# TASK PROMPT
Copy all lines in which the word "JSON" can be found.

== DATA SECTION ==

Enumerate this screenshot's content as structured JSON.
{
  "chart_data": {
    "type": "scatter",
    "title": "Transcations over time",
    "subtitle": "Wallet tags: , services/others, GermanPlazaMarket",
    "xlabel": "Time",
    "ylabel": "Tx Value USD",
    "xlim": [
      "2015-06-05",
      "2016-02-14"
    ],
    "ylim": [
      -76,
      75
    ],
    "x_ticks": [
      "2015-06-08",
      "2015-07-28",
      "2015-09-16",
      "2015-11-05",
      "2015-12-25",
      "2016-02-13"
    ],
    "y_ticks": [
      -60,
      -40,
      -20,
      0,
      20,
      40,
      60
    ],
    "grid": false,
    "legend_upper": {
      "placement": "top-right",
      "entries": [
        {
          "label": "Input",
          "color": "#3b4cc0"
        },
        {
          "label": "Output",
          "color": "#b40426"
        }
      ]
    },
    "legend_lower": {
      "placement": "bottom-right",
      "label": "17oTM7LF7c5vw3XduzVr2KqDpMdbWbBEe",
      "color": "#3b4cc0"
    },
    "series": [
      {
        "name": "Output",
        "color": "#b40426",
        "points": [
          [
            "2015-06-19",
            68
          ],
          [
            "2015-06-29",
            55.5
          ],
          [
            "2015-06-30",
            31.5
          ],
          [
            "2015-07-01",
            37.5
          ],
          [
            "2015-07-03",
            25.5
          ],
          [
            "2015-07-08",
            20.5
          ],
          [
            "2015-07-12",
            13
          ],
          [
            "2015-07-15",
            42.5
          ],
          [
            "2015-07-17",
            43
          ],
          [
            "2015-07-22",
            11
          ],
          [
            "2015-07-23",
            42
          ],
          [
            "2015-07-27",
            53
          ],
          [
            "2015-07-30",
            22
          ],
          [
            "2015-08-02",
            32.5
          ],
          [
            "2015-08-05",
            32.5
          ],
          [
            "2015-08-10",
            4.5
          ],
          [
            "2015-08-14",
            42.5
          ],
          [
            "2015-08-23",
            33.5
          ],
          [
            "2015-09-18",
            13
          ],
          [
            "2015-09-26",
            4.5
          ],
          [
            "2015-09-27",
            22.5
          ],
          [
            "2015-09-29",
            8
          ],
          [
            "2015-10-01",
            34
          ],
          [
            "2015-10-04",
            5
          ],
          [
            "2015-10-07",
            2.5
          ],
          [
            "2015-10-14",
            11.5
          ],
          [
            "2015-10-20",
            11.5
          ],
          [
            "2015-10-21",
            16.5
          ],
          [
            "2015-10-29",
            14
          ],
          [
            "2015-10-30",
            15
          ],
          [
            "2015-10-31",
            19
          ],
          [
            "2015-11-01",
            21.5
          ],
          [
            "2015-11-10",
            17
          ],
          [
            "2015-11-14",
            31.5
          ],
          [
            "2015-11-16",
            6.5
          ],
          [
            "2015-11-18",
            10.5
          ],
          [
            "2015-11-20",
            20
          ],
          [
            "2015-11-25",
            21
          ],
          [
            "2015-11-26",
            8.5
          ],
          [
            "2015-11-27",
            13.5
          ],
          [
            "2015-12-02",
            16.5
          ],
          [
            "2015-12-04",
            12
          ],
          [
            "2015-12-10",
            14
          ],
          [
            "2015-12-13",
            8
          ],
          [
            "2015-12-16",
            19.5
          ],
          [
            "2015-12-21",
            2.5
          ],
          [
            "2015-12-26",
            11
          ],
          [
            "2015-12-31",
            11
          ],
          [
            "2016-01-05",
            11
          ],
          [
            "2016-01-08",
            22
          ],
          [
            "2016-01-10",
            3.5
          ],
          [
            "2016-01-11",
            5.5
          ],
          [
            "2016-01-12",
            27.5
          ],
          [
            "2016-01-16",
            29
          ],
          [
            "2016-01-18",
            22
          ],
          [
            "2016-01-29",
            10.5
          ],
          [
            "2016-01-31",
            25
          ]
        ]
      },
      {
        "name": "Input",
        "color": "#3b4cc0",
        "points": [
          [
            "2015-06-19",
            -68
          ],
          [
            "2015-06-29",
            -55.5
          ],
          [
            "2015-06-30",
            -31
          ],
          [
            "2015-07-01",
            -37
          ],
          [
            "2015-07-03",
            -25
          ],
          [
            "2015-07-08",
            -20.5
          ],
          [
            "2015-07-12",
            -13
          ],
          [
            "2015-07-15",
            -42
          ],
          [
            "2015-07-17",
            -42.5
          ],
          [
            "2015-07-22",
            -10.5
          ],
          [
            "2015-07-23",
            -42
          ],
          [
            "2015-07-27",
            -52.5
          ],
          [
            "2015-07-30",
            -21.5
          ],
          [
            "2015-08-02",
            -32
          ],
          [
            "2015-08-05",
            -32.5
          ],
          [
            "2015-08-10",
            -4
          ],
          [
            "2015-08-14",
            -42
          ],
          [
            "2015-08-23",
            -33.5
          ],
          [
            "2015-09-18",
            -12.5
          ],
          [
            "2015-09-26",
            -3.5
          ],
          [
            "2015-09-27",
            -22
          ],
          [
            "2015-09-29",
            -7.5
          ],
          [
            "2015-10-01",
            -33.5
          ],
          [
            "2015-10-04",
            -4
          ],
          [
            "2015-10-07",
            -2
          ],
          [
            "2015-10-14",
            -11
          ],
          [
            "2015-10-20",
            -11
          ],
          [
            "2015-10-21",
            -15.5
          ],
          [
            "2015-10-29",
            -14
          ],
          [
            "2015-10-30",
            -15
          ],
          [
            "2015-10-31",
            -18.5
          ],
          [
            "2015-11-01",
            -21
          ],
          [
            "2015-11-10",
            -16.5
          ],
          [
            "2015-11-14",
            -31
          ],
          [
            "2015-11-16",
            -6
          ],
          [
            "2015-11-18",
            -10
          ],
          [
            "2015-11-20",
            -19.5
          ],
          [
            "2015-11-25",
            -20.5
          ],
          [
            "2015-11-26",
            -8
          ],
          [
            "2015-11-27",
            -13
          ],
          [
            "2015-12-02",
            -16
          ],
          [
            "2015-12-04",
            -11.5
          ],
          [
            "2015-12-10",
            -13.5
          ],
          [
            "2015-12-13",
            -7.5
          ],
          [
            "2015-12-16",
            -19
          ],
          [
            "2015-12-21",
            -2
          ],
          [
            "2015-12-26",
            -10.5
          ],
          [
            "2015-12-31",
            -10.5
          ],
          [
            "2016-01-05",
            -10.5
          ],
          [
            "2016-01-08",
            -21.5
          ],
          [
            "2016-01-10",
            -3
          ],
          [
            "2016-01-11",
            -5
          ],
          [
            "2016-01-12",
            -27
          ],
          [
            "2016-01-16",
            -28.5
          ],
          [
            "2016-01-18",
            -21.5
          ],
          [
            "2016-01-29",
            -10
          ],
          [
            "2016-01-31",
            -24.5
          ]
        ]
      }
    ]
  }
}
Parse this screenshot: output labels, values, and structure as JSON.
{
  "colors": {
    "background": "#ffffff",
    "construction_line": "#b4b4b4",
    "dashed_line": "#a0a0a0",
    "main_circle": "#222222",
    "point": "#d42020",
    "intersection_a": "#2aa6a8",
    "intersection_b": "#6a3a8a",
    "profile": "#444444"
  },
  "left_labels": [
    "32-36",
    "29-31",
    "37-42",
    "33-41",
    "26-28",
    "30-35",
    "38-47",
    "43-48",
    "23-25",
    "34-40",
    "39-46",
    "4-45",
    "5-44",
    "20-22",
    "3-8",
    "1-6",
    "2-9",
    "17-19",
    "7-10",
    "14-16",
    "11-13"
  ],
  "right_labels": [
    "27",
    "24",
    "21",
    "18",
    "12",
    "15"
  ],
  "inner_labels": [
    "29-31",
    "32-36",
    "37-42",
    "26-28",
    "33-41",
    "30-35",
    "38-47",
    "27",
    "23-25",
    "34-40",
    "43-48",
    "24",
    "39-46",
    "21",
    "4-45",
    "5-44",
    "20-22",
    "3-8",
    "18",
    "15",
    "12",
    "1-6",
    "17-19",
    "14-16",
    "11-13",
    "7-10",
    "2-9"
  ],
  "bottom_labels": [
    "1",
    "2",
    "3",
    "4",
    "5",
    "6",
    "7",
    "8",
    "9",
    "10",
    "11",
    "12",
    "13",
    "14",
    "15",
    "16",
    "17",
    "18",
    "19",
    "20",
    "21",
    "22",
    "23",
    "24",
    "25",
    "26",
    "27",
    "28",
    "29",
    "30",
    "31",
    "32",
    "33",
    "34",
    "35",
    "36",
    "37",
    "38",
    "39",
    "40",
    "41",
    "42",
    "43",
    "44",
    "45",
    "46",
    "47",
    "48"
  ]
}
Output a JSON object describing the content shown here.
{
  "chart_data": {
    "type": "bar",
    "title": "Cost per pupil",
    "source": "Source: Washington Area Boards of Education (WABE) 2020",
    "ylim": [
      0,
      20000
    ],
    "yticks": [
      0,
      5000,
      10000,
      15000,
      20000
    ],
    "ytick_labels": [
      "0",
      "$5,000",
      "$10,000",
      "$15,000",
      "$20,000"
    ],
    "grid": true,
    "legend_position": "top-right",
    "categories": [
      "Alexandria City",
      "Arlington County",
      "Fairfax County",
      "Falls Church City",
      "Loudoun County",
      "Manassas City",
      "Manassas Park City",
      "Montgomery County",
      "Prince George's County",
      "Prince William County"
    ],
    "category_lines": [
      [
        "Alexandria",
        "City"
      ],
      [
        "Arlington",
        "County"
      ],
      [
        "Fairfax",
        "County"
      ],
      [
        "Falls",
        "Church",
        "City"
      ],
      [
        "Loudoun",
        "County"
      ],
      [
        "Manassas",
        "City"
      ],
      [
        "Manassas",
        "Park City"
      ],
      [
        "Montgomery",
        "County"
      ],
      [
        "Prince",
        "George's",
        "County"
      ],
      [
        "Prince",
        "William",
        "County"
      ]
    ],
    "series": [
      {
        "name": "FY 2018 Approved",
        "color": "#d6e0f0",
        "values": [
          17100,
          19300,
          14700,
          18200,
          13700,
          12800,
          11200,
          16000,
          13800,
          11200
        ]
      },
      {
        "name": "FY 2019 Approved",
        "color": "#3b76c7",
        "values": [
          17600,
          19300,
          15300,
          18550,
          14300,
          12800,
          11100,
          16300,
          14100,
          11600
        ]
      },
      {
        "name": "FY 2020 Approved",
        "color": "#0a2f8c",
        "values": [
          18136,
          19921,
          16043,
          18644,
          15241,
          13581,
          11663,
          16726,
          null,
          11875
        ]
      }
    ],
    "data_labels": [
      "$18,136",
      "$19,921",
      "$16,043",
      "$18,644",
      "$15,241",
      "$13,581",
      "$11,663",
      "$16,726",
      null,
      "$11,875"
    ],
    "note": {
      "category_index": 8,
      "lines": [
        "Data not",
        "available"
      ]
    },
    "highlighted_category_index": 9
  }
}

===

# SOLUTION TO THIS EXERCISE
Enumerate this screenshot's content as structured JSON.
Parse this screenshot: output labels, values, and structure as JSON.
Output a JSON object describing the content shown here.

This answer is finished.